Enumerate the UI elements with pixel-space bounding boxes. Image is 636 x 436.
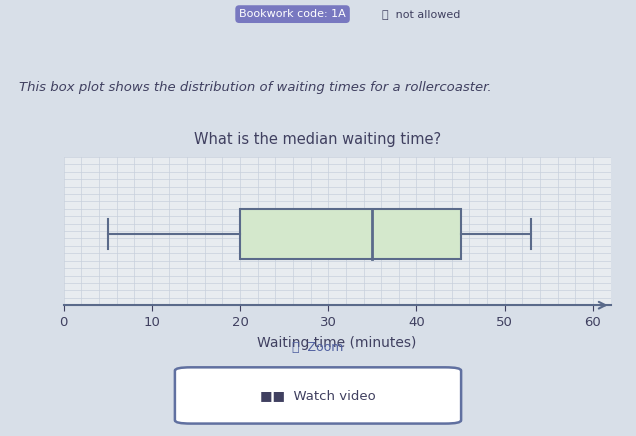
Text: This box plot shows the distribution of waiting times for a rollercoaster.: This box plot shows the distribution of …	[19, 81, 492, 94]
X-axis label: Waiting time (minutes): Waiting time (minutes)	[258, 336, 417, 350]
Text: ❌  not allowed: ❌ not allowed	[382, 9, 460, 19]
Bar	[240, 209, 460, 259]
Text: 🔍  Zoom: 🔍 Zoom	[293, 341, 343, 354]
Text: ■■  Watch video: ■■ Watch video	[260, 389, 376, 402]
Text: What is the median waiting time?: What is the median waiting time?	[195, 132, 441, 147]
FancyBboxPatch shape	[175, 367, 461, 424]
Text: Bookwork code: 1A: Bookwork code: 1A	[239, 9, 346, 19]
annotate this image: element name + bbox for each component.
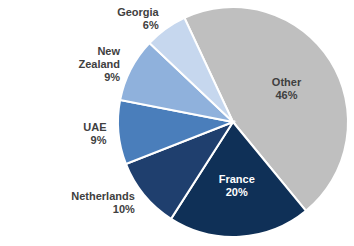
category-label: UAE bbox=[83, 121, 106, 133]
category-word: France bbox=[219, 173, 255, 185]
value-label: 20% bbox=[226, 186, 248, 198]
data-label: Netherlands10% bbox=[71, 190, 135, 215]
category-word: Other bbox=[272, 76, 302, 88]
data-label: Georgia6% bbox=[117, 6, 159, 31]
labels: Other46%France20%Netherlands10%UAE9%NewZ… bbox=[71, 6, 302, 215]
value-label: 46% bbox=[276, 89, 298, 101]
category-label: NewZealand bbox=[78, 45, 120, 70]
category-word: Georgia bbox=[117, 6, 159, 18]
category-label: Other bbox=[272, 76, 302, 88]
category-word: Netherlands bbox=[71, 190, 135, 202]
data-label: NewZealand9% bbox=[78, 45, 120, 83]
slice bbox=[149, 18, 233, 122]
data-label: Other46% bbox=[272, 76, 302, 101]
slices bbox=[118, 7, 348, 237]
category-label: France bbox=[219, 173, 255, 185]
value-label: 9% bbox=[91, 134, 107, 146]
category-label: Georgia bbox=[117, 6, 159, 18]
category-word: UAE bbox=[83, 121, 106, 133]
value-label: 10% bbox=[113, 203, 135, 215]
value-label: 9% bbox=[104, 71, 120, 83]
category-label: Netherlands bbox=[71, 190, 135, 202]
chart: Other46%France20%Netherlands10%UAE9%NewZ… bbox=[0, 0, 354, 246]
category-word: New bbox=[97, 45, 120, 57]
value-label: 6% bbox=[143, 19, 159, 31]
data-label: France20% bbox=[219, 173, 255, 198]
data-label: UAE9% bbox=[83, 121, 106, 146]
category-word: Zealand bbox=[78, 58, 120, 70]
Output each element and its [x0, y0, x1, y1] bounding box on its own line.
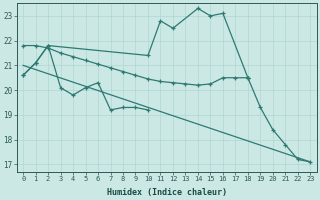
X-axis label: Humidex (Indice chaleur): Humidex (Indice chaleur)	[107, 188, 227, 197]
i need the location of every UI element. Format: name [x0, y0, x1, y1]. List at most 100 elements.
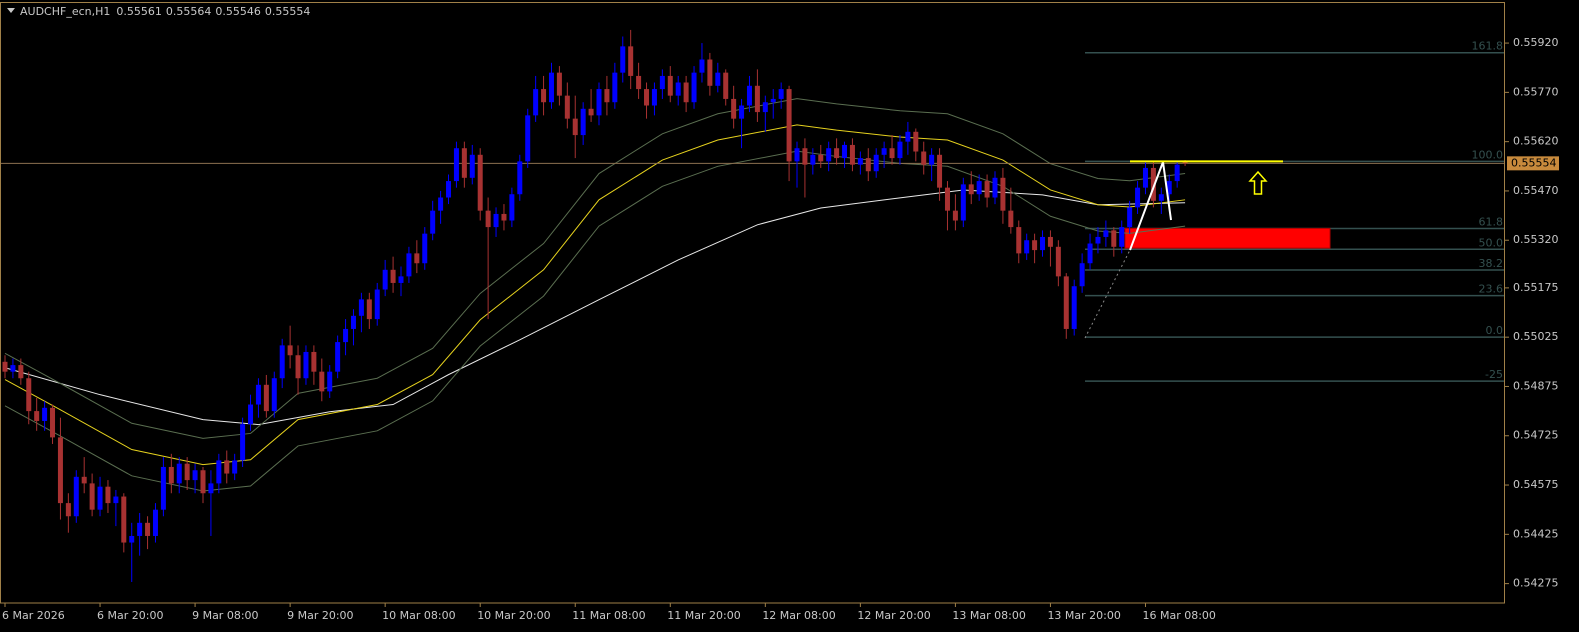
● ● ● ● ●
— INSTRUCTION —
Copy every line of the items above without any changes, and leave the pictures out of your copy.

— EXERCISE ANSWER —
Enumerate the UI elements with pixel-space bounding boxes. Image is 636 x 436.
Text: This box plot shows the distribution of waiting times for a rollercoaster.: This box plot shows the distribution of …	[19, 81, 492, 94]
X-axis label: Waiting time (minutes): Waiting time (minutes)	[258, 336, 417, 350]
Text: ❌  not allowed: ❌ not allowed	[382, 9, 460, 19]
Bar	[240, 209, 460, 259]
Text: 🔍  Zoom: 🔍 Zoom	[293, 341, 343, 354]
Text: ■■  Watch video: ■■ Watch video	[260, 389, 376, 402]
Text: What is the median waiting time?: What is the median waiting time?	[195, 132, 441, 147]
FancyBboxPatch shape	[175, 367, 461, 424]
Text: Bookwork code: 1A: Bookwork code: 1A	[239, 9, 346, 19]
annotate this image: element name + bbox for each component.
category-label: UAE bbox=[83, 121, 106, 133]
category-word: France bbox=[219, 173, 255, 185]
value-label: 20% bbox=[226, 186, 248, 198]
data-label: Netherlands10% bbox=[71, 190, 135, 215]
category-word: Other bbox=[272, 76, 302, 88]
data-label: Georgia6% bbox=[117, 6, 159, 31]
labels: Other46%France20%Netherlands10%UAE9%NewZ… bbox=[71, 6, 302, 215]
value-label: 46% bbox=[276, 89, 298, 101]
category-label: NewZealand bbox=[78, 45, 120, 70]
category-word: Georgia bbox=[117, 6, 159, 18]
category-label: Other bbox=[272, 76, 302, 88]
category-word: Netherlands bbox=[71, 190, 135, 202]
data-label: NewZealand9% bbox=[78, 45, 120, 83]
slice bbox=[149, 18, 233, 122]
data-label: Other46% bbox=[272, 76, 302, 101]
slices bbox=[118, 7, 348, 237]
category-label: France bbox=[219, 173, 255, 185]
value-label: 9% bbox=[91, 134, 107, 146]
category-label: Georgia bbox=[117, 6, 159, 18]
category-word: UAE bbox=[83, 121, 106, 133]
value-label: 10% bbox=[113, 203, 135, 215]
value-label: 9% bbox=[104, 71, 120, 83]
category-label: Netherlands bbox=[71, 190, 135, 202]
chart: Other46%France20%Netherlands10%UAE9%NewZ… bbox=[0, 0, 354, 246]
category-word: New bbox=[97, 45, 120, 57]
value-label: 6% bbox=[143, 19, 159, 31]
data-label: France20% bbox=[219, 173, 255, 198]
data-label: UAE9% bbox=[83, 121, 106, 146]
category-word: Zealand bbox=[78, 58, 120, 70]
Output each element and its [x0, y0, x1, y1] bounding box on its own line.
X-axis label: Humidex (Indice chaleur): Humidex (Indice chaleur)	[107, 188, 227, 197]
i need the location of every UI element. Format: name [x0, y0, x1, y1]. List at most 100 elements.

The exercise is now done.